■ What you have to do ■
Find every line in the records below that contains the word "medios", and copy each such line.
--- Start of Task input ---
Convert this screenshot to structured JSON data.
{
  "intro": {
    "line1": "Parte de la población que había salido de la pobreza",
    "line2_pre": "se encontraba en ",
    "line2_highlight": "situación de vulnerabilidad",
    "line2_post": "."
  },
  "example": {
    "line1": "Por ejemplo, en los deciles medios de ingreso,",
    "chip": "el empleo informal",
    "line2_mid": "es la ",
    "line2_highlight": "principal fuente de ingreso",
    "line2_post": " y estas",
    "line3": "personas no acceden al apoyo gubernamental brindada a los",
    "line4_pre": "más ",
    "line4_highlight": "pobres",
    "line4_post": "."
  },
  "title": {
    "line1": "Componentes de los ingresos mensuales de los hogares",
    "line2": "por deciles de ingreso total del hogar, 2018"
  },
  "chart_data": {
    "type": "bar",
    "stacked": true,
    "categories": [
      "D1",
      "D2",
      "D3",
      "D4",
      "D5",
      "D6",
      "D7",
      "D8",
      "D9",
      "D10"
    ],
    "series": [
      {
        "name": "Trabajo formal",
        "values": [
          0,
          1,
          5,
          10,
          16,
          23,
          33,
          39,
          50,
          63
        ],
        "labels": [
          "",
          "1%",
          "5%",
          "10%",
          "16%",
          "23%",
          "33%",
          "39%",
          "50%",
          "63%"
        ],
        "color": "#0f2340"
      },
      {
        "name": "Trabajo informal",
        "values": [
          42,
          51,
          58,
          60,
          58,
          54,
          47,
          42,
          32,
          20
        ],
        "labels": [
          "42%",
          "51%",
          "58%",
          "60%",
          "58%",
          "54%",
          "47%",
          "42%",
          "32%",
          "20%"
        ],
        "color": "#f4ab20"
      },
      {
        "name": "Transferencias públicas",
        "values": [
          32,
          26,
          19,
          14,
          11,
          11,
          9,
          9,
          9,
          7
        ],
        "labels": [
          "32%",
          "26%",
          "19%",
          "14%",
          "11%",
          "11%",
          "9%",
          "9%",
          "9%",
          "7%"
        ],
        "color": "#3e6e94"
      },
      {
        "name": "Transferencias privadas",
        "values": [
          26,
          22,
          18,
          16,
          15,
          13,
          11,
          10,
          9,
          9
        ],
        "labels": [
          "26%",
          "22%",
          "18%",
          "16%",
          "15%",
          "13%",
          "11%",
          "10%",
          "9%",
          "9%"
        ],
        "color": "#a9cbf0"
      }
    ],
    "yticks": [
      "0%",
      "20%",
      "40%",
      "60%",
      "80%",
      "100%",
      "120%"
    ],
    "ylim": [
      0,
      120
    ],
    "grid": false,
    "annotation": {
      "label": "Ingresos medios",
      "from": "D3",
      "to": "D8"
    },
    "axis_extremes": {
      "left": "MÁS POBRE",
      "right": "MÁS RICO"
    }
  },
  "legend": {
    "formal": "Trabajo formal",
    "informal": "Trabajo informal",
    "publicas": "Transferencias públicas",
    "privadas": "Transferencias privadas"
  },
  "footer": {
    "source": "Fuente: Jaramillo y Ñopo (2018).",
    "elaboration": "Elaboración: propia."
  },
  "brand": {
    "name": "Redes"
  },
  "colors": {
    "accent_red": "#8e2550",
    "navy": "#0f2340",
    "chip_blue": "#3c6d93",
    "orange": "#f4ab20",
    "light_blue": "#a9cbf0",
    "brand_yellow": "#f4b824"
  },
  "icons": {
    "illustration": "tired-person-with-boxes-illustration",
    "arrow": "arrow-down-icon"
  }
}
--- End of Task input ---
■ Result of the exercise ■
    "line1": "Por ejemplo, en los deciles medios de ingreso,",
      "label": "Ingresos medios",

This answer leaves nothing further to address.